__WHAT TO DO__: Within the data below, state how many lines contain the string "France". Provide the number only.

═══

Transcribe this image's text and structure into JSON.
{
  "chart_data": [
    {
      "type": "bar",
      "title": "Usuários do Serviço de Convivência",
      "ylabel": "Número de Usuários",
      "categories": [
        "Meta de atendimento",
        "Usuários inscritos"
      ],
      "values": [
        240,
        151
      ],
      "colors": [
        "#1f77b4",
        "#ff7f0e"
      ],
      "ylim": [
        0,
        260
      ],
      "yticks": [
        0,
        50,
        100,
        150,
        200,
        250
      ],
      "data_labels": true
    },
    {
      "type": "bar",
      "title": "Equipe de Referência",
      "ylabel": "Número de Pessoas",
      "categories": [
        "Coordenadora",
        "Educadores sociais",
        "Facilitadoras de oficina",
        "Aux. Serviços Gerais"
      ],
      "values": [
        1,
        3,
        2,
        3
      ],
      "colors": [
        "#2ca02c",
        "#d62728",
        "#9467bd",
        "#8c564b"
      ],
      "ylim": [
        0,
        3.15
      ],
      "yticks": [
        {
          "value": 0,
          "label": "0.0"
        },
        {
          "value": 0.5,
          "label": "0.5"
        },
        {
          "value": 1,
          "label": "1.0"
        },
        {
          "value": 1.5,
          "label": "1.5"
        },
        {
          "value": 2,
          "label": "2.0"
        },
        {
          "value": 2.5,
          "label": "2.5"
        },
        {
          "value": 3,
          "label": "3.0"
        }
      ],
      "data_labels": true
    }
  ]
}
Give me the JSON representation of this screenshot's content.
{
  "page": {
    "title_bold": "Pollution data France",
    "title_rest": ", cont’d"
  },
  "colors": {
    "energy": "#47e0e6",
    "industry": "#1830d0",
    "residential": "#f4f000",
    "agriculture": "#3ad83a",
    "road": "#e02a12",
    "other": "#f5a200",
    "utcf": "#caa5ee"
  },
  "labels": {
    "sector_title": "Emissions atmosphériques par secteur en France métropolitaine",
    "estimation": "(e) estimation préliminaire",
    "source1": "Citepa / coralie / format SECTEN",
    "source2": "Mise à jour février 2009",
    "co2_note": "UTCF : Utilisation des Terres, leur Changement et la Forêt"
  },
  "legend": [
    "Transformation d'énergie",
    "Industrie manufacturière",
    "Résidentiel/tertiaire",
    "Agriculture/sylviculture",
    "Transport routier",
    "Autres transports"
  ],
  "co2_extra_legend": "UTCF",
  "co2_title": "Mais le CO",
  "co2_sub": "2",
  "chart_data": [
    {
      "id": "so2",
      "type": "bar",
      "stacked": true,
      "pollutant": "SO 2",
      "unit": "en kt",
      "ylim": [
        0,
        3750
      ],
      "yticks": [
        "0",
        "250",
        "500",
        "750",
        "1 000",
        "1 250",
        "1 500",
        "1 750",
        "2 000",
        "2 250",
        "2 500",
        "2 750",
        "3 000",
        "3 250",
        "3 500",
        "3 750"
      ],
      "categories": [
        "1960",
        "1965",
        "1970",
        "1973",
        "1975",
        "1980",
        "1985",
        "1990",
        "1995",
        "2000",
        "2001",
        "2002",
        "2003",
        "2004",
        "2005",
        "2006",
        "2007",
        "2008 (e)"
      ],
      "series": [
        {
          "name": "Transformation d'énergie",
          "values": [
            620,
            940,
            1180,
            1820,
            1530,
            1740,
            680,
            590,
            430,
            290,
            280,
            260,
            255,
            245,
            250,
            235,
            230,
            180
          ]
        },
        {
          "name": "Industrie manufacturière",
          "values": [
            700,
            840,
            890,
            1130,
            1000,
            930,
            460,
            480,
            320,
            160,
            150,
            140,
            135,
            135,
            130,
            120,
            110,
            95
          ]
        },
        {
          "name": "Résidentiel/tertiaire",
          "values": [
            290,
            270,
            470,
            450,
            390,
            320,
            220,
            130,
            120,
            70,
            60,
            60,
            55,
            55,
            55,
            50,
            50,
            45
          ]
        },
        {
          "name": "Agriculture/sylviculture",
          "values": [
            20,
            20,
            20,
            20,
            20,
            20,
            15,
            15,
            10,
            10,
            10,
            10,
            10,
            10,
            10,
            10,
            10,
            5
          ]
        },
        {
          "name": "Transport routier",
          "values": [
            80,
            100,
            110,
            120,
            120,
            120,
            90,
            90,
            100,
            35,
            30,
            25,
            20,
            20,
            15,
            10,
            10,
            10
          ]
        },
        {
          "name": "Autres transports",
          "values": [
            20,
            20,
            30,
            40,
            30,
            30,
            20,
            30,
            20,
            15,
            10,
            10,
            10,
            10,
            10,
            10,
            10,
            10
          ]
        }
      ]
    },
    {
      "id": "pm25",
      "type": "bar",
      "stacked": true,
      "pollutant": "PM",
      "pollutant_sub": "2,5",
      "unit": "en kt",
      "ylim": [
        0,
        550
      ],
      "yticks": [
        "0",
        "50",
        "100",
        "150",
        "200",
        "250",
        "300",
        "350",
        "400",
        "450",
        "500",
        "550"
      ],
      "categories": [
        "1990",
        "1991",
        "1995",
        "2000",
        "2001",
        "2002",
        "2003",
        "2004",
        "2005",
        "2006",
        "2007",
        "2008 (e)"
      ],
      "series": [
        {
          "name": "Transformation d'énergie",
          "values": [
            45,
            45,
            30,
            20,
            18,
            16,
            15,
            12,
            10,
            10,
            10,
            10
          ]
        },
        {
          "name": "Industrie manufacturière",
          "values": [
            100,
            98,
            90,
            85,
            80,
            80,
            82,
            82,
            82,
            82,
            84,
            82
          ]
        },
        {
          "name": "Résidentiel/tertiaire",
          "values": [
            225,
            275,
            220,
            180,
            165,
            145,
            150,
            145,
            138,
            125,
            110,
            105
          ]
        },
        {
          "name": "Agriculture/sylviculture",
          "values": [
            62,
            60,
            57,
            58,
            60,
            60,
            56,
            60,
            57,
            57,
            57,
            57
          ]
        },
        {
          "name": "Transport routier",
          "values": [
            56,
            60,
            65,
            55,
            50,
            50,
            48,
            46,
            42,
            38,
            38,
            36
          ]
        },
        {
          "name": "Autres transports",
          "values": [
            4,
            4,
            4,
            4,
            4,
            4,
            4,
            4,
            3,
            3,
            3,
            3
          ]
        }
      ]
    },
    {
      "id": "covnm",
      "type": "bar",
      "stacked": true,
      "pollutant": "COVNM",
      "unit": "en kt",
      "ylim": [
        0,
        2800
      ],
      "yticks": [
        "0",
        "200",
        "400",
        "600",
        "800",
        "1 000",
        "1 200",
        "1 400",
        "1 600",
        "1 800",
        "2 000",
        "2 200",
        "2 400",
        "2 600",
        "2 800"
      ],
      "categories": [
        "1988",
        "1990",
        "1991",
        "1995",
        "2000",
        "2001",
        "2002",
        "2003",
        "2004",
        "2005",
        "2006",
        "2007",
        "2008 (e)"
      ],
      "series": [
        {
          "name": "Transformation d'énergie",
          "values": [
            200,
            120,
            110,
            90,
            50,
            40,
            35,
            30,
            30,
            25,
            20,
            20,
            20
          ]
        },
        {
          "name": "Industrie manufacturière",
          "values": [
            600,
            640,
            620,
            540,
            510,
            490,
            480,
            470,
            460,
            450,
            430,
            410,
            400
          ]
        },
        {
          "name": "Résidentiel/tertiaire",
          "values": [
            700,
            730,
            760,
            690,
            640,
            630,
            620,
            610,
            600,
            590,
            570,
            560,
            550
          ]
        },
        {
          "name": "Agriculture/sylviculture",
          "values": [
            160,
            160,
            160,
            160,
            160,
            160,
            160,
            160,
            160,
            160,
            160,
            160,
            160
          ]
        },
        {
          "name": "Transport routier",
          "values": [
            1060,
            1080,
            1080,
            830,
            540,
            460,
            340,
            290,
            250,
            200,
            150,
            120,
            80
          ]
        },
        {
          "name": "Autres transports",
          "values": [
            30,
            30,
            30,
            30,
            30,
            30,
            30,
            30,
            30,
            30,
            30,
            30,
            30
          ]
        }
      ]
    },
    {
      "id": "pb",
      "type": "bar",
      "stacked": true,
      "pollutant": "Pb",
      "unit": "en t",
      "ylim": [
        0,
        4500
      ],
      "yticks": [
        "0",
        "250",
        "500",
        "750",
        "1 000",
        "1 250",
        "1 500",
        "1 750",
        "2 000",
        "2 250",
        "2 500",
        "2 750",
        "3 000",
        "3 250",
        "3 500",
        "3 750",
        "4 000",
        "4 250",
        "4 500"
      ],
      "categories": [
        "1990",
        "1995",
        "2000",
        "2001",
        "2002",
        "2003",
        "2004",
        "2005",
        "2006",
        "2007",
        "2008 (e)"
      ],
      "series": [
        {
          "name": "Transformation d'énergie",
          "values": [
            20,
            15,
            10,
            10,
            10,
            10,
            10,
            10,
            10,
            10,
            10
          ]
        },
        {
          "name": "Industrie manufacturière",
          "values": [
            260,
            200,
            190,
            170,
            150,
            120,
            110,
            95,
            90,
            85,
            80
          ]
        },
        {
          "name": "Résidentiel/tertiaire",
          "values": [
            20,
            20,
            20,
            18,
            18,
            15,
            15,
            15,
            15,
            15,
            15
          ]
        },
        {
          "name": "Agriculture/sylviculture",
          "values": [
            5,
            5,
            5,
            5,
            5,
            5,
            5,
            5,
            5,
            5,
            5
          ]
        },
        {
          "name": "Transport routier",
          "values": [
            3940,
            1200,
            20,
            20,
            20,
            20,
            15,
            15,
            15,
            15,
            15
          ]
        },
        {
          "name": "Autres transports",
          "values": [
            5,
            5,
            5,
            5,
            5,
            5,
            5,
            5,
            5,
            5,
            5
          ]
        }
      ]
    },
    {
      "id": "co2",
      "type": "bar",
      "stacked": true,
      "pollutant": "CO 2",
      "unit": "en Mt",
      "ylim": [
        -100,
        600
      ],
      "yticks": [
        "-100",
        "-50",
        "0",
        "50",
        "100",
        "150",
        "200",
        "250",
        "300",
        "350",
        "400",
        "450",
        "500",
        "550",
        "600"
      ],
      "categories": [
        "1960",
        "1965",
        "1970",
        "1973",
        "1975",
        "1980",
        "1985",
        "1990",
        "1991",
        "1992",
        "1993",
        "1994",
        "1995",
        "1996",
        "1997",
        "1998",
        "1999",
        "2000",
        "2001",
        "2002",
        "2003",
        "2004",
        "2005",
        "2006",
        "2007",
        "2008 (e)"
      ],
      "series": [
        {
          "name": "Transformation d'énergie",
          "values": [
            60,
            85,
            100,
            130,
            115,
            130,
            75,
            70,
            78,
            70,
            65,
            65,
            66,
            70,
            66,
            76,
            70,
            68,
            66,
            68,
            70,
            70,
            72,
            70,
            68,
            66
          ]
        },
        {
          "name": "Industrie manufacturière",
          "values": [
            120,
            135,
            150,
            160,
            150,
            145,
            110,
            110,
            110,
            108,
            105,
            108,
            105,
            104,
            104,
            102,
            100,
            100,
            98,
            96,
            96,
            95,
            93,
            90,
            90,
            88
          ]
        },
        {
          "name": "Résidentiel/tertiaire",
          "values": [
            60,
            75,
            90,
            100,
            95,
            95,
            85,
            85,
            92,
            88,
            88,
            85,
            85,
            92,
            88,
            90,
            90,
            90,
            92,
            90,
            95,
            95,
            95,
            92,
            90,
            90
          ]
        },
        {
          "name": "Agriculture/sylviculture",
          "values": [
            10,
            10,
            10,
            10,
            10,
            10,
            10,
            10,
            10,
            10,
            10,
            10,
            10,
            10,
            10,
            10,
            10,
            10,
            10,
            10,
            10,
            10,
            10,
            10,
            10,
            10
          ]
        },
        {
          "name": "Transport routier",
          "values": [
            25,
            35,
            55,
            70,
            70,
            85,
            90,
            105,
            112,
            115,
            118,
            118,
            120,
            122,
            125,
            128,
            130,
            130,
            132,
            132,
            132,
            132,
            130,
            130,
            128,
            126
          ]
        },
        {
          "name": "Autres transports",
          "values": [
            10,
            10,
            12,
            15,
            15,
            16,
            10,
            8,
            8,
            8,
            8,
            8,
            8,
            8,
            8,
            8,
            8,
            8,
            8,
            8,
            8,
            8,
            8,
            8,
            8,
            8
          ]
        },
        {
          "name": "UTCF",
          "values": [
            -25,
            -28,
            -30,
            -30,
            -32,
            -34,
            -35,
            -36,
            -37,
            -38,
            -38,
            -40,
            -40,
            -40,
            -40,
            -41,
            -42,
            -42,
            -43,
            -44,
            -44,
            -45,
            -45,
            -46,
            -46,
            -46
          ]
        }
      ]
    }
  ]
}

═══

__RESULT OF THE TASK__: 2